Stored data entries:
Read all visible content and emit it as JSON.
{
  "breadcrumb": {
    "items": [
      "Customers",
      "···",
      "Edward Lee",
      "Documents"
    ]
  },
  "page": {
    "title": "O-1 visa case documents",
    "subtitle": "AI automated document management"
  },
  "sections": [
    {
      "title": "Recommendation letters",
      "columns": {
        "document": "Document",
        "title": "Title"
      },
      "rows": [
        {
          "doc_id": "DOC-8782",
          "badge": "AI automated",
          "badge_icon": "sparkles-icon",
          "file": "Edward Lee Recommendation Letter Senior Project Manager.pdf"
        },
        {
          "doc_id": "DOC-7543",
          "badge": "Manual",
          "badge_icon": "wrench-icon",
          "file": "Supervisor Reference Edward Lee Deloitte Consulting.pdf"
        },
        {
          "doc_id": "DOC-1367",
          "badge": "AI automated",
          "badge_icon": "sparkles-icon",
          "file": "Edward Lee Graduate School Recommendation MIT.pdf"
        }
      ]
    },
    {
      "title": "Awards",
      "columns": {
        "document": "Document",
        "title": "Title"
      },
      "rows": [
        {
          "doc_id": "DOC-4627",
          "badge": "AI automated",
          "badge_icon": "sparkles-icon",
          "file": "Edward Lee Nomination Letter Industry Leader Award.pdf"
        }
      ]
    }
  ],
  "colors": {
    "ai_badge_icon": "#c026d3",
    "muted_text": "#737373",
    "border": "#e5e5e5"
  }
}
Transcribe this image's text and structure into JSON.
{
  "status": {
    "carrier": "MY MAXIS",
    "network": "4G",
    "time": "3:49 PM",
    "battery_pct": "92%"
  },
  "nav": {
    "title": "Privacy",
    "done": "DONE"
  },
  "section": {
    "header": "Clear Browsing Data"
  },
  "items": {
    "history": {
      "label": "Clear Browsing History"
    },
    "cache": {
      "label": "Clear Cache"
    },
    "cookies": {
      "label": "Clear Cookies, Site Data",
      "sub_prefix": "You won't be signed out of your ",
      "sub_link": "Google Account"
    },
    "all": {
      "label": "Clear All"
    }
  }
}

• GIVEN PROBLEM:
Write out all records exactly, keeping every detail.

• RESPONSE:
Read all visible content and emit it as JSON.
{
  "breadcrumb": {
    "items": [
      "Customers",
      "···",
      "Edward Lee",
      "Documents"
    ]
  },
  "page": {
    "title": "O-1 visa case documents",
    "subtitle": "AI automated document management"
  },
  "sections": [
    {
      "title": "Recommendation letters",
      "columns": {
        "document": "Document",
        "title": "Title"
      },
      "rows": [
        {
          "doc_id": "DOC-8782",
          "badge": "AI automated",
          "badge_icon": "sparkles-icon",
          "file": "Edward Lee Recommendation Letter Senior Project Manager.pdf"
        },
        {
          "doc_id": "DOC-7543",
          "badge": "Manual",
          "badge_icon": "wrench-icon",
          "file": "Supervisor Reference Edward Lee Deloitte Consulting.pdf"
        },
        {
          "doc_id": "DOC-1367",
          "badge": "AI automated",
          "badge_icon": "sparkles-icon",
          "file": "Edward Lee Graduate School Recommendation MIT.pdf"
        }
      ]
    },
    {
      "title": "Awards",
      "columns": {
        "document": "Document",
        "title": "Title"
      },
      "rows": [
        {
          "doc_id": "DOC-4627",
          "badge": "AI automated",
          "badge_icon": "sparkles-icon",
          "file": "Edward Lee Nomination Letter Industry Leader Award.pdf"
        }
      ]
    }
  ],
  "colors": {
    "ai_badge_icon": "#c026d3",
    "muted_text": "#737373",
    "border": "#e5e5e5"
  }
}
Transcribe this image's text and structure into JSON.
{
  "status": {
    "carrier": "MY MAXIS",
    "network": "4G",
    "time": "3:49 PM",
    "battery_pct": "92%"
  },
  "nav": {
    "title": "Privacy",
    "done": "DONE"
  },
  "section": {
    "header": "Clear Browsing Data"
  },
  "items": {
    "history": {
      "label": "Clear Browsing History"
    },
    "cache": {
      "label": "Clear Cache"
    },
    "cookies": {
      "label": "Clear Cookies, Site Data",
      "sub_prefix": "You won't be signed out of your ",
      "sub_link": "Google Account"
    },
    "all": {
      "label": "Clear All"
    }
  }
}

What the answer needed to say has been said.